> **Task brief**: Collect all the lines that mention the word "JSON".

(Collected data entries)
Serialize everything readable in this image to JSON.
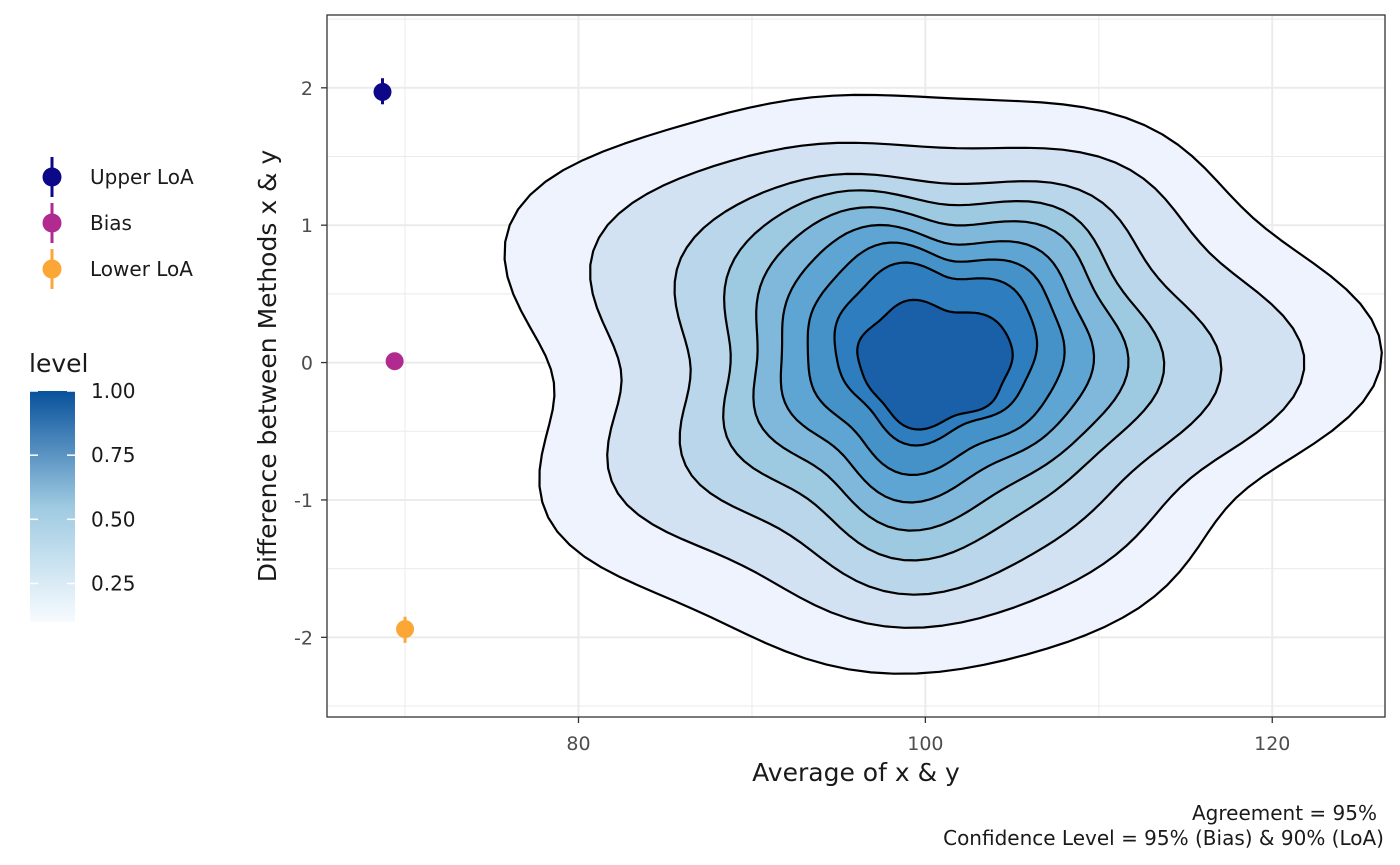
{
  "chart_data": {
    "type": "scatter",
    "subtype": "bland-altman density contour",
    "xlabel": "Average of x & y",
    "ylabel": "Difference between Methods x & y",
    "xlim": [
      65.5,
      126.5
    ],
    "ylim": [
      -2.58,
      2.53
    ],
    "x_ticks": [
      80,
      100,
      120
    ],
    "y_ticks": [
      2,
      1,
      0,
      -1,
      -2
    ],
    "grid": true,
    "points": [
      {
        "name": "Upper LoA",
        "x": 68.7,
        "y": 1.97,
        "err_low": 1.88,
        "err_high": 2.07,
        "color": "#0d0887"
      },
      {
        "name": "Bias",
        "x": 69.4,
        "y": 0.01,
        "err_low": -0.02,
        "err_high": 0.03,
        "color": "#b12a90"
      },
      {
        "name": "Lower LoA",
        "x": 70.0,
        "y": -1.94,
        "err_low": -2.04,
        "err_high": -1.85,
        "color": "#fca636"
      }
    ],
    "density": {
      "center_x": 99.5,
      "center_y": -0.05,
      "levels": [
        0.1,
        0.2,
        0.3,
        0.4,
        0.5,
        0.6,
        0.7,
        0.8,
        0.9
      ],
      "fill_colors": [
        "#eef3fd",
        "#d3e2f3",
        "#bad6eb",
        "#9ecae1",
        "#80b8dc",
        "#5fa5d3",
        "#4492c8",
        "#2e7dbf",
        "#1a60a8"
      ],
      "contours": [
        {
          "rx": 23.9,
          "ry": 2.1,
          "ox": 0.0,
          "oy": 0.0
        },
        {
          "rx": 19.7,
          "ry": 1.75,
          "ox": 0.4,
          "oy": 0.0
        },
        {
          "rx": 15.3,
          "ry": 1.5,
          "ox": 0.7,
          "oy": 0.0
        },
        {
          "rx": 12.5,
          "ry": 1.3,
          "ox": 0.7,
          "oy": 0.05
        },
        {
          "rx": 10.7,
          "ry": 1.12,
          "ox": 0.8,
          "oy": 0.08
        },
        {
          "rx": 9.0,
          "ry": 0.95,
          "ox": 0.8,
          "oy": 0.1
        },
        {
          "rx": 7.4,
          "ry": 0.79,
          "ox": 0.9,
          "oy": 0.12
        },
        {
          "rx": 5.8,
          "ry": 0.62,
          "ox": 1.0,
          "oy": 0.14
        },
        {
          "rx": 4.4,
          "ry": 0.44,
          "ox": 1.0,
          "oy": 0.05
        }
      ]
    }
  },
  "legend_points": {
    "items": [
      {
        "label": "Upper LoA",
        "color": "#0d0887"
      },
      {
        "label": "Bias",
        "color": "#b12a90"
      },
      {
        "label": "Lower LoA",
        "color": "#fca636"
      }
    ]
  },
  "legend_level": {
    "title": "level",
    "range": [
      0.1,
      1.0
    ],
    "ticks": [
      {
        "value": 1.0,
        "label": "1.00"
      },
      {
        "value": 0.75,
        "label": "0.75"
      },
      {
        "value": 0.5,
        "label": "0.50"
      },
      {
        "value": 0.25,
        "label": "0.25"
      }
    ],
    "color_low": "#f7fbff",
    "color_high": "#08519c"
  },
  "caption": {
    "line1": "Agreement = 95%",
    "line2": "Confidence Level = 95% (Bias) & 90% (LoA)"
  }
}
==
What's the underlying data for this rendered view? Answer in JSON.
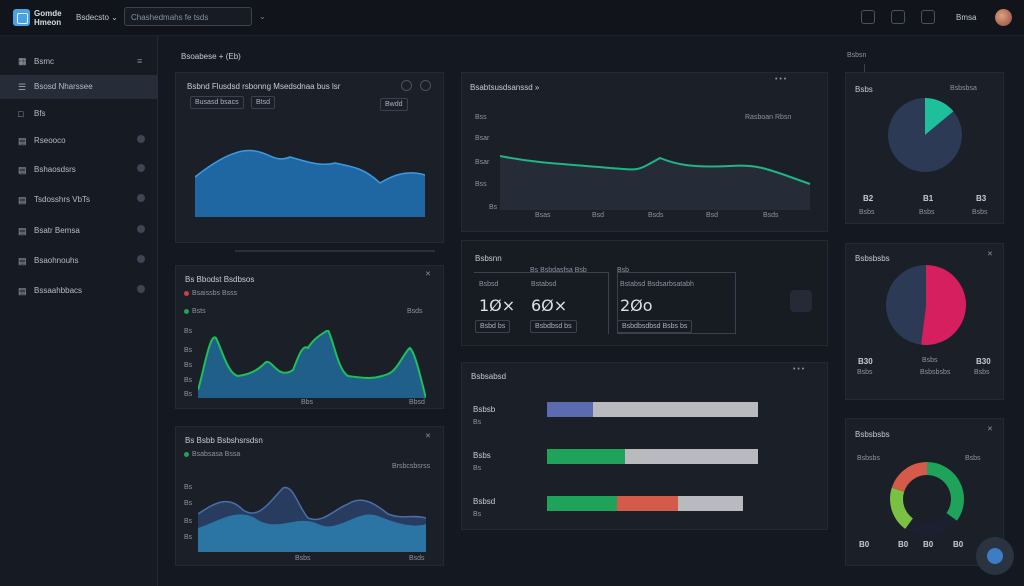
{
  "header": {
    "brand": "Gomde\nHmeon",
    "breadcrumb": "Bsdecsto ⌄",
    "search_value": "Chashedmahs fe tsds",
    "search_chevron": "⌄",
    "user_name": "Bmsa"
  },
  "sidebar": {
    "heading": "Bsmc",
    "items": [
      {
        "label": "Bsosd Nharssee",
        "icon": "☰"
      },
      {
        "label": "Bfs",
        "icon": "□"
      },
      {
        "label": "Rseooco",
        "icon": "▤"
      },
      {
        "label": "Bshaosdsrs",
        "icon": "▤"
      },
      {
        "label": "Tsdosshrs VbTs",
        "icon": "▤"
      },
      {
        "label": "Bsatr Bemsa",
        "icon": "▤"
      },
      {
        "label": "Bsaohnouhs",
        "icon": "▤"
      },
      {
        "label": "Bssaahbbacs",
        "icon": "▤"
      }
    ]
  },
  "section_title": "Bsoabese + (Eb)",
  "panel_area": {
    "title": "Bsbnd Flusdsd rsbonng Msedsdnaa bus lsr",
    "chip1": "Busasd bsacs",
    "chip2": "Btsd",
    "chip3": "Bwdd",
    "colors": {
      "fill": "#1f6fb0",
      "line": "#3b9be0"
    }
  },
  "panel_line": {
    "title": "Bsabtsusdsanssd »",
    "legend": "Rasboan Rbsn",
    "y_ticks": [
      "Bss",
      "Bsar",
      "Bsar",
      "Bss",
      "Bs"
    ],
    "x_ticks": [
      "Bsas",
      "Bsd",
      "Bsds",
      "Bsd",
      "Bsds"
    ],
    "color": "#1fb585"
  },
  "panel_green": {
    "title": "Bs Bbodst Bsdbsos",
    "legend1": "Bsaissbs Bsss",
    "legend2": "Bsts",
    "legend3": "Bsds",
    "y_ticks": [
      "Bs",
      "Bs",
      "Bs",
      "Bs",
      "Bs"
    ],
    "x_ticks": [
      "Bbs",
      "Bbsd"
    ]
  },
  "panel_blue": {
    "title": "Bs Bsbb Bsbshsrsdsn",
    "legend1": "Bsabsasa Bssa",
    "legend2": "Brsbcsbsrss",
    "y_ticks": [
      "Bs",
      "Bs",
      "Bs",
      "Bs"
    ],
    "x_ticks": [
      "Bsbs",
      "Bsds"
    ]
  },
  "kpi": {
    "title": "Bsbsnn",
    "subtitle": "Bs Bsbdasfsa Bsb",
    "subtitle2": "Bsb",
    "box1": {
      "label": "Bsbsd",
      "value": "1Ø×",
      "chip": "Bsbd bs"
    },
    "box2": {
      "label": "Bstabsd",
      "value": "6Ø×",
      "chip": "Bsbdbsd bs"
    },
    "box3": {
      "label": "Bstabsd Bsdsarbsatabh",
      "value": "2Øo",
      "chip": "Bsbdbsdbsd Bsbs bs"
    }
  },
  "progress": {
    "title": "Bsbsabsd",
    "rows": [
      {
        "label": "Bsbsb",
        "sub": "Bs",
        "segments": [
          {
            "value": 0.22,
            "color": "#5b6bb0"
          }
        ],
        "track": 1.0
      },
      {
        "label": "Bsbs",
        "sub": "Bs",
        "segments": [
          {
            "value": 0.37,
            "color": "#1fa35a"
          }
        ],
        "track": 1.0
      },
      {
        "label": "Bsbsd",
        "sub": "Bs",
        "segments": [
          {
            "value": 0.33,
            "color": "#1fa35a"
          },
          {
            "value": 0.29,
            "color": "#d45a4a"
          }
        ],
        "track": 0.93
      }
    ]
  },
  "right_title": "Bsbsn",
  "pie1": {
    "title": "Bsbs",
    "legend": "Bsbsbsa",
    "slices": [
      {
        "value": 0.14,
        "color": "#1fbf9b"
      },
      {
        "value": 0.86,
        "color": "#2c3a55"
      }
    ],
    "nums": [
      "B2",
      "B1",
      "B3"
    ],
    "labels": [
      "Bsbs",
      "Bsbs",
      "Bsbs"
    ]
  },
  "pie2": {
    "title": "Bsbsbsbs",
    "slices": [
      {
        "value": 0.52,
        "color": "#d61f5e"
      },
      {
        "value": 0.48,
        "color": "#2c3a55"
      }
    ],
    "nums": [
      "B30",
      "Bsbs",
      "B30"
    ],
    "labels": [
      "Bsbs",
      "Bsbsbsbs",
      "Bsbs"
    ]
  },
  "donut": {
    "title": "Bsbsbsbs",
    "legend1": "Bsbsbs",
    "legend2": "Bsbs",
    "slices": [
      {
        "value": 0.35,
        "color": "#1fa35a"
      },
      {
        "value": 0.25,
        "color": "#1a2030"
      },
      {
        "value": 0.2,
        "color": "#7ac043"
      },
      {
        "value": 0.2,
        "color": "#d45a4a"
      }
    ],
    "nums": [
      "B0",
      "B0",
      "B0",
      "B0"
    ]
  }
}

> **Answer to this exercise**:
Serialize everything readable in this image to JSON.
What's the underlying data for this rendered view? Answer in JSON.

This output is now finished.